start Material provided

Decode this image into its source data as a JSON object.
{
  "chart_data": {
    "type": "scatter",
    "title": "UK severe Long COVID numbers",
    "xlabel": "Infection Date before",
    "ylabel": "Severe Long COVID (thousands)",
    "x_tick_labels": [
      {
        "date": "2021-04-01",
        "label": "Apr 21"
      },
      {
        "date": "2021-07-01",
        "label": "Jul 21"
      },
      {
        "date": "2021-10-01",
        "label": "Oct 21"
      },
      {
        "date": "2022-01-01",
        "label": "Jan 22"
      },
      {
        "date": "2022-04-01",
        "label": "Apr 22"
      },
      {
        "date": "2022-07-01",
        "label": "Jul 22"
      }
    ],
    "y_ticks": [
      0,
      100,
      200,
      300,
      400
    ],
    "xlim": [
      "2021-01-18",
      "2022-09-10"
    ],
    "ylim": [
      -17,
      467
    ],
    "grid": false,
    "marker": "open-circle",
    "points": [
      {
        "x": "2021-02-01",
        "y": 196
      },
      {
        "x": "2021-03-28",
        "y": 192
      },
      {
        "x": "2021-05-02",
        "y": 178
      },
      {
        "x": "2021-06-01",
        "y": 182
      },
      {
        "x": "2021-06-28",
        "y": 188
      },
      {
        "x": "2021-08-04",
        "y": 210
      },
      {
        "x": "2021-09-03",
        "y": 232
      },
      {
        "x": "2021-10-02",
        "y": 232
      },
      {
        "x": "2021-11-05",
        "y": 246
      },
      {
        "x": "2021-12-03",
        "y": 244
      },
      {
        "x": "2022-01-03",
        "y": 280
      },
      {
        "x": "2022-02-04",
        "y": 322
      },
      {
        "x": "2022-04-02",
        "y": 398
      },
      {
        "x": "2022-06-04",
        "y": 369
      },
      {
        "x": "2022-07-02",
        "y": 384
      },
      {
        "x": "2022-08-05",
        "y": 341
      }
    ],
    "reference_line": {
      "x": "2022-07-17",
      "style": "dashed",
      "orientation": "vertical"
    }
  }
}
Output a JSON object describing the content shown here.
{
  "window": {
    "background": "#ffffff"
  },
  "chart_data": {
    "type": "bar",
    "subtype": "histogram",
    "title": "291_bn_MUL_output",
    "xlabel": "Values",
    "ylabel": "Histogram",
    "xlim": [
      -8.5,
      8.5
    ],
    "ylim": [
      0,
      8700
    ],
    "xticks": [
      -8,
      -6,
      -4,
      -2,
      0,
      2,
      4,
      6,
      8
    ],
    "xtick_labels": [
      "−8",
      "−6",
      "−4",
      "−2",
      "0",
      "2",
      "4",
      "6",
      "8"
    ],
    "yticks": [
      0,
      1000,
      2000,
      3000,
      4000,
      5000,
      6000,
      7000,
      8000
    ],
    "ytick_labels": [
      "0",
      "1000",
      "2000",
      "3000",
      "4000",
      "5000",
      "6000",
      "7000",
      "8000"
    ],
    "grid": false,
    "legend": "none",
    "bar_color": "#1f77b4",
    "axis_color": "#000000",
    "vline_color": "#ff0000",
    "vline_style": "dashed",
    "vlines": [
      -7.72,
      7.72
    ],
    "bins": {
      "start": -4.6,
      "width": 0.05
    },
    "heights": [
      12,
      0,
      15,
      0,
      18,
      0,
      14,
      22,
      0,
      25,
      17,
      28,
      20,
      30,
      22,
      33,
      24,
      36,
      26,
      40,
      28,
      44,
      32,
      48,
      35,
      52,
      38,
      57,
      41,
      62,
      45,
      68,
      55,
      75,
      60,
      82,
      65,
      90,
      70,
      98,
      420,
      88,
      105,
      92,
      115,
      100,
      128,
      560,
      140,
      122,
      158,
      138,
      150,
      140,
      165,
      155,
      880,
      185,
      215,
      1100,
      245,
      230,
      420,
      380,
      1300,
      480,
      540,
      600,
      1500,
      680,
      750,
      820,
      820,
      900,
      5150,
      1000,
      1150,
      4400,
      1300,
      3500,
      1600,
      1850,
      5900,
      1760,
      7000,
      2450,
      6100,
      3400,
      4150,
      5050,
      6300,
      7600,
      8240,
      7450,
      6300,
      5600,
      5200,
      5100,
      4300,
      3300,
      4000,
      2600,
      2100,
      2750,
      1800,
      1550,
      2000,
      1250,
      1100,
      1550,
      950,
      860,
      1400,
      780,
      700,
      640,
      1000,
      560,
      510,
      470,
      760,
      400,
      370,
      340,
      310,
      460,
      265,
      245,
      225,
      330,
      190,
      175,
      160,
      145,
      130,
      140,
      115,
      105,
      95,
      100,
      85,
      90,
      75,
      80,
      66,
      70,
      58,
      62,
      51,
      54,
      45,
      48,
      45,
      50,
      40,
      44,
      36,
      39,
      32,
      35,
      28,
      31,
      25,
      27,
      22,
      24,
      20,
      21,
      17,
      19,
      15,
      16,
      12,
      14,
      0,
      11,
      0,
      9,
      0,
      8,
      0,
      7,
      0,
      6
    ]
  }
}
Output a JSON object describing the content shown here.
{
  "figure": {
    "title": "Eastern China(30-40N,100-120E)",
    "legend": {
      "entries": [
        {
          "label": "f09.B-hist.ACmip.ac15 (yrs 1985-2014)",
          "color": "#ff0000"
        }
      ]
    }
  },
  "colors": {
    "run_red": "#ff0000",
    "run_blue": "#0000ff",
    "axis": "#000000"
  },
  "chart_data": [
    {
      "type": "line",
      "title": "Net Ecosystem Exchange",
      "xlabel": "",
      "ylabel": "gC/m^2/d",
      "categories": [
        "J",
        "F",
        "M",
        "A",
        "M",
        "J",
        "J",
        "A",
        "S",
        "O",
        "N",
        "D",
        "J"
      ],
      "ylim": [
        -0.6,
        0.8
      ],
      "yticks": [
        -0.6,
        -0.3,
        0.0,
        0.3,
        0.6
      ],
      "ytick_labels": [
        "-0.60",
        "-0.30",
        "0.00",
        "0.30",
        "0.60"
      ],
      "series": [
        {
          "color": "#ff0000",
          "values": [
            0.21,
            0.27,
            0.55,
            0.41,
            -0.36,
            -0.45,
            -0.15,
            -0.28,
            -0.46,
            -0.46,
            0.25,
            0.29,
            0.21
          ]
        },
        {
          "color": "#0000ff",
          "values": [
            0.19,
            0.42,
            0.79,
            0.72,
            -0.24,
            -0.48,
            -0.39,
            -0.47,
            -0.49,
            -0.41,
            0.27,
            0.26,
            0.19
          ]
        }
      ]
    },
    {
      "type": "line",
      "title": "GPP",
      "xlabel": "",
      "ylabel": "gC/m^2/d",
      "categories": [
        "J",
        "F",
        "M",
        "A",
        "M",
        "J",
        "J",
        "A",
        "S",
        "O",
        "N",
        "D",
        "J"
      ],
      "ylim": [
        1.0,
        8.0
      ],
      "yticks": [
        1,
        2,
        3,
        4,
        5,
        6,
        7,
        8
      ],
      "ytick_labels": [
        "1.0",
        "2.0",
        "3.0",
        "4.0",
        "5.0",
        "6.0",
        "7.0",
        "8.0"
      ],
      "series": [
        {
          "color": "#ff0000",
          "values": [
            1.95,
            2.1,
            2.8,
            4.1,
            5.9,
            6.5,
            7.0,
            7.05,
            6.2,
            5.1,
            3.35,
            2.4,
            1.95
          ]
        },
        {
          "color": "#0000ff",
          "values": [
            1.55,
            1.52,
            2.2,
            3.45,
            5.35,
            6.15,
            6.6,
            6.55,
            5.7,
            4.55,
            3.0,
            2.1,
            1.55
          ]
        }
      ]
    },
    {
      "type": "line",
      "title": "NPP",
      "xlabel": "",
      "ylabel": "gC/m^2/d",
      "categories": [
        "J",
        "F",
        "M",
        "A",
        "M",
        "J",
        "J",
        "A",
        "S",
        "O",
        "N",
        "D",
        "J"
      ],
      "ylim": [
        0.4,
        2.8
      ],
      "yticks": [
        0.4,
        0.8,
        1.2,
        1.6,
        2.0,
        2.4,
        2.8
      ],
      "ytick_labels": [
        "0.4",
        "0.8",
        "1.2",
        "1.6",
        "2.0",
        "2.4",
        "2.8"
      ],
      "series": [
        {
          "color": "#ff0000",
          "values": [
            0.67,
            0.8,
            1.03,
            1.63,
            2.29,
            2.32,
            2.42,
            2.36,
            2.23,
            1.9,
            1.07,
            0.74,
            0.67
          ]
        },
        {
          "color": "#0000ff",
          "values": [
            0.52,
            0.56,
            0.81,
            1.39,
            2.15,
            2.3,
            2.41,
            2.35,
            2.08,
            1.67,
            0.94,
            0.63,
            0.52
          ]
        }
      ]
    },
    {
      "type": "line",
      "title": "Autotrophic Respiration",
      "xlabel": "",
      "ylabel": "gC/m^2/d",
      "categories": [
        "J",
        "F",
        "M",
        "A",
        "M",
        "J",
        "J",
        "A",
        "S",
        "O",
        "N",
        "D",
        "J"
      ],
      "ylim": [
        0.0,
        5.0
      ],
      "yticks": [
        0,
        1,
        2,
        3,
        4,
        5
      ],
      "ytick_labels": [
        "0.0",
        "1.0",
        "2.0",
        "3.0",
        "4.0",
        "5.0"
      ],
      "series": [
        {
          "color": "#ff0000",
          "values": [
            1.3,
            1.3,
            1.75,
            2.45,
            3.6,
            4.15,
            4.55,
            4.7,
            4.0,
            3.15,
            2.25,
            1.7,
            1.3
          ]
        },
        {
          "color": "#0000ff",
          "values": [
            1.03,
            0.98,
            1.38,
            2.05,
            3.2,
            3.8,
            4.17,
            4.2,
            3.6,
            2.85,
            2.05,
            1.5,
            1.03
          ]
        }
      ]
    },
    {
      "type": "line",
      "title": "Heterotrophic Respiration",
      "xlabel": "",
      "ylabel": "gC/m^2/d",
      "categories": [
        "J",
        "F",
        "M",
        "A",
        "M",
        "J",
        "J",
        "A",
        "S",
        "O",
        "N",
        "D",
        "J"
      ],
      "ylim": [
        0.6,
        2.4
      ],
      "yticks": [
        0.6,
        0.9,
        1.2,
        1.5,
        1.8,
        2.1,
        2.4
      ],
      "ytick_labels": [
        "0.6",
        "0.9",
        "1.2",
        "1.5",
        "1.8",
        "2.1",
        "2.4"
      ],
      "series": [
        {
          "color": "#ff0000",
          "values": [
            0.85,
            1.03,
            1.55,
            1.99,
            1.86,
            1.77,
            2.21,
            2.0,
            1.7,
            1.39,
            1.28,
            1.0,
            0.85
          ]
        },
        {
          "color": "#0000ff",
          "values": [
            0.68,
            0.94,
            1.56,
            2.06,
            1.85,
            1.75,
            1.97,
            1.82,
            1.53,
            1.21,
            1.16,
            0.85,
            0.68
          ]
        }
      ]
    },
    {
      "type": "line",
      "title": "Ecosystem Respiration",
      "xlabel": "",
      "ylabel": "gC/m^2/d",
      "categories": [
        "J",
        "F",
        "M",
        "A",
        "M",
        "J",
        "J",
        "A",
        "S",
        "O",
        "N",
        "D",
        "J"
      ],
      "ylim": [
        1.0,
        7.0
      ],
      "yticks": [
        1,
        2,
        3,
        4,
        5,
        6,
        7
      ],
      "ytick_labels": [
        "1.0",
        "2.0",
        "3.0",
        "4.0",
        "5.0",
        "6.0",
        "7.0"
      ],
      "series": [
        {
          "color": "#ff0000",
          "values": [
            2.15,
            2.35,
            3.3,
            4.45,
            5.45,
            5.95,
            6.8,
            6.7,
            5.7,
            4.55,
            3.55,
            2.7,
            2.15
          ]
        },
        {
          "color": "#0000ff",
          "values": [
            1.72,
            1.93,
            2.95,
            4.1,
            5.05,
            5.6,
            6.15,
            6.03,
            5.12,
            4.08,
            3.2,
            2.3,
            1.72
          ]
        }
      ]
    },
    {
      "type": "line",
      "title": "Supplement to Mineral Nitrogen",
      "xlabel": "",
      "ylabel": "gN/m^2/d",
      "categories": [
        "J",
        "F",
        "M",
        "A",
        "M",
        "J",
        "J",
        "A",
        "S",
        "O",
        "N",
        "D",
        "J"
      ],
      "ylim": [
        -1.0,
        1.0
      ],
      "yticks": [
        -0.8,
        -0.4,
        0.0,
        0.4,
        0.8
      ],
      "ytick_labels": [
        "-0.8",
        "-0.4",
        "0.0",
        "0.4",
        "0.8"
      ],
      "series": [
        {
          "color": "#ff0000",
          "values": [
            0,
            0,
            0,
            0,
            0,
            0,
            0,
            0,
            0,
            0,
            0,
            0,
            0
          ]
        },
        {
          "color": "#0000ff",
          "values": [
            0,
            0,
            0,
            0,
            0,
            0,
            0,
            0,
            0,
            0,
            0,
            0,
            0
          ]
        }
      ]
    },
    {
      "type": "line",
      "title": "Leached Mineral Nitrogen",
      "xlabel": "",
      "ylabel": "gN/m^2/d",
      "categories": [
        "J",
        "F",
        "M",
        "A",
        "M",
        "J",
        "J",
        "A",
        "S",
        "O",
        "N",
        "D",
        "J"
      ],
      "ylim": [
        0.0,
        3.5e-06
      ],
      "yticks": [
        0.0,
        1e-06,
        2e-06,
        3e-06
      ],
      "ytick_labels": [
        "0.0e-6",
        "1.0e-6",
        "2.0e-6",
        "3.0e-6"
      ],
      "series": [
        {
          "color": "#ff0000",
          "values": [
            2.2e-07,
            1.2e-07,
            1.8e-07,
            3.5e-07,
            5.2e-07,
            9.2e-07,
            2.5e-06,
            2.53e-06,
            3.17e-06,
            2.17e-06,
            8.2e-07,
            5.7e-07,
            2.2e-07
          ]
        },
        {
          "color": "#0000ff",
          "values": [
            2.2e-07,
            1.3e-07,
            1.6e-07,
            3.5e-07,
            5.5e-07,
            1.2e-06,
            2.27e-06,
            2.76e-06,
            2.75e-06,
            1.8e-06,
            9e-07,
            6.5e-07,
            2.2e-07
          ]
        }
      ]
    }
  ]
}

end Material provided

Return the lines of the records that include the string "Long".

• Task answer
    "title": "UK severe Long COVID numbers",
    "ylabel": "Severe Long COVID (thousands)",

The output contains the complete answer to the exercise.